TASK:
Which lines contain the string "name"? Please list every one of them.

DATASET EXTRACT:

════════════════

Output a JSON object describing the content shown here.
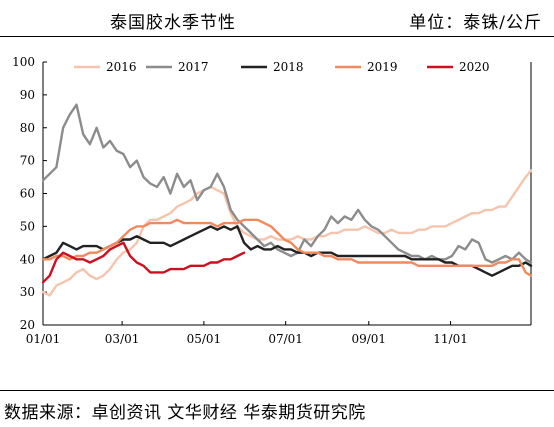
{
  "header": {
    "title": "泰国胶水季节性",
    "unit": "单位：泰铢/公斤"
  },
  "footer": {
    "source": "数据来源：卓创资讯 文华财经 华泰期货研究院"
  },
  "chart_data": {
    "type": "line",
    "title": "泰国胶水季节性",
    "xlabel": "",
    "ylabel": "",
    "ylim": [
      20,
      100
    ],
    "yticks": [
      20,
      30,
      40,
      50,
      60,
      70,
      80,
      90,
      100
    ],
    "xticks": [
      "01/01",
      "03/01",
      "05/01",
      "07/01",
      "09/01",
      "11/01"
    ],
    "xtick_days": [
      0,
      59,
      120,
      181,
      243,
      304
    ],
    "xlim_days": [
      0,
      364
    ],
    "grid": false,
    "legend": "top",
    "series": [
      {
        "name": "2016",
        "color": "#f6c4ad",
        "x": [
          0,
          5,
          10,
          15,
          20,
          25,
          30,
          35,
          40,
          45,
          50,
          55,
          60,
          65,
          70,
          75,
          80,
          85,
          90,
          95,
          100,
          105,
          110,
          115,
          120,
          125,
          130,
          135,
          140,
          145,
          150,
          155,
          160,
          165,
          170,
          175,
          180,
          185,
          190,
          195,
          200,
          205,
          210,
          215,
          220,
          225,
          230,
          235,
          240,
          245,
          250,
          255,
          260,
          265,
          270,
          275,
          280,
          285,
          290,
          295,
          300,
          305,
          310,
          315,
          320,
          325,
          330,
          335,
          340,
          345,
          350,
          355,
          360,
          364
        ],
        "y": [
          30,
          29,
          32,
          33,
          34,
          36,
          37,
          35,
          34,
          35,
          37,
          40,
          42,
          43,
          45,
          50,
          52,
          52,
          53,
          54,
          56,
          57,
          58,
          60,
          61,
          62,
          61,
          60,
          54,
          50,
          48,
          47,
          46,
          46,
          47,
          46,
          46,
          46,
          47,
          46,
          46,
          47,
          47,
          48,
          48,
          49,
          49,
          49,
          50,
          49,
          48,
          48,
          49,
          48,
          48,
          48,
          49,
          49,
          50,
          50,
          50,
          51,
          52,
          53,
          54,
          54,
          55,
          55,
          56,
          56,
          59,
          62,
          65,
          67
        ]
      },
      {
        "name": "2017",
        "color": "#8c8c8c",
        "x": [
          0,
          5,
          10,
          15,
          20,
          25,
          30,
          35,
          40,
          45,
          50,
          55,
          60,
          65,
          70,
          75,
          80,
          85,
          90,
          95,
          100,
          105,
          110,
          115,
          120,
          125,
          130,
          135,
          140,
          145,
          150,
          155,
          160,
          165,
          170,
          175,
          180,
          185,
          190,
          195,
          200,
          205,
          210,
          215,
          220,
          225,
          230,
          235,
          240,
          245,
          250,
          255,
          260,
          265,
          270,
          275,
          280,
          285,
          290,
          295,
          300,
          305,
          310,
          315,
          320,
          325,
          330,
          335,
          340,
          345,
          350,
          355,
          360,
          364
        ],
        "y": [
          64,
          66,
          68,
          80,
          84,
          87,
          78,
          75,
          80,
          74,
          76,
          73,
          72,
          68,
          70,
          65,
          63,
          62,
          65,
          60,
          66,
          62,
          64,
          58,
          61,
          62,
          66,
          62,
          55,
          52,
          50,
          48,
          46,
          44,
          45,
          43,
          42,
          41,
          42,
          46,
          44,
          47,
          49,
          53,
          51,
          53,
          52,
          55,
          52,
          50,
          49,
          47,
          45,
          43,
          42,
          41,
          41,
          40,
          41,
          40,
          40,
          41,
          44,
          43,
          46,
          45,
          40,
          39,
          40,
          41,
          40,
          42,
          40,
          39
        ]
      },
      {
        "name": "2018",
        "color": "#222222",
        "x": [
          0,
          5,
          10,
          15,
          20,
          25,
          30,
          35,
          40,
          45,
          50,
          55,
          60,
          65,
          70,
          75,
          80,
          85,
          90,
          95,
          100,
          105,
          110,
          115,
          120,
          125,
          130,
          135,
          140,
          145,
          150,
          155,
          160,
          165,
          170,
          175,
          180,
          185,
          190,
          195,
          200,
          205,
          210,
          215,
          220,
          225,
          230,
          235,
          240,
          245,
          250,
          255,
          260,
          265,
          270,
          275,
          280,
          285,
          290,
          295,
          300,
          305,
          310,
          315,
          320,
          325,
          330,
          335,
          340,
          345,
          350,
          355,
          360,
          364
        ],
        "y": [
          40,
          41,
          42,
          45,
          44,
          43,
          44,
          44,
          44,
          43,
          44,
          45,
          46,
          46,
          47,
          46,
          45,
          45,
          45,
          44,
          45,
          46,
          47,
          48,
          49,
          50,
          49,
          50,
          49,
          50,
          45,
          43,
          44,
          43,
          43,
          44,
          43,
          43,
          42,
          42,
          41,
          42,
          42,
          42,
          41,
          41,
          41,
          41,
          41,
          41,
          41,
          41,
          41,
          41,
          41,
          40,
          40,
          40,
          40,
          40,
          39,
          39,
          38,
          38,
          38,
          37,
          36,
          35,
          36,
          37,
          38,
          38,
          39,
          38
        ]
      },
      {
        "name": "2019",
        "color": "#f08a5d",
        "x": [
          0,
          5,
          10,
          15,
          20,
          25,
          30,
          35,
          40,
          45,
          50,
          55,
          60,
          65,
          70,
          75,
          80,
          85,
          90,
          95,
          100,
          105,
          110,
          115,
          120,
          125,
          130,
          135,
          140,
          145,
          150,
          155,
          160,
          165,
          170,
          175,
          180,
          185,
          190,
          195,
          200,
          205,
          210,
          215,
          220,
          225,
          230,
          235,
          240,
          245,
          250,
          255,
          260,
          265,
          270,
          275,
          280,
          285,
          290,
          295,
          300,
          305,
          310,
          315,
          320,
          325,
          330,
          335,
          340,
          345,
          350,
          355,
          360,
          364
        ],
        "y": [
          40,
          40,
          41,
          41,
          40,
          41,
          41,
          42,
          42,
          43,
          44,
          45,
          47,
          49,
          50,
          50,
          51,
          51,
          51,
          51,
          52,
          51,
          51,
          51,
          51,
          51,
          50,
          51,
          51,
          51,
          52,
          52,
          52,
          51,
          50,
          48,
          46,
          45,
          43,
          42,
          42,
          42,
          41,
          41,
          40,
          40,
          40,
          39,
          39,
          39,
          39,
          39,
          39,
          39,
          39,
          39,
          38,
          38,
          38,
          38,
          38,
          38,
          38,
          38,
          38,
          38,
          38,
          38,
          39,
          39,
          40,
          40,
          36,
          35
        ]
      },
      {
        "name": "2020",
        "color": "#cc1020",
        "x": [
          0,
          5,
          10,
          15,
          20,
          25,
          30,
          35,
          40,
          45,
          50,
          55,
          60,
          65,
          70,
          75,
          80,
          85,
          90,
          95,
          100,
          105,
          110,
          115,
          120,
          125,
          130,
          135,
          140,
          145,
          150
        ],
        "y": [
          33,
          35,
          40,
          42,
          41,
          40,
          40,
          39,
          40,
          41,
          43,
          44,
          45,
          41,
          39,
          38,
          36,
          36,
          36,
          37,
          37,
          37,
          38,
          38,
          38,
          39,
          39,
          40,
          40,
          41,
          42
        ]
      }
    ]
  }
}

════════════════

TASK ANSWER:
        "name": "2016",
        "name": "2017",
        "name": "2018",
        "name": "2019",
        "name": "2020",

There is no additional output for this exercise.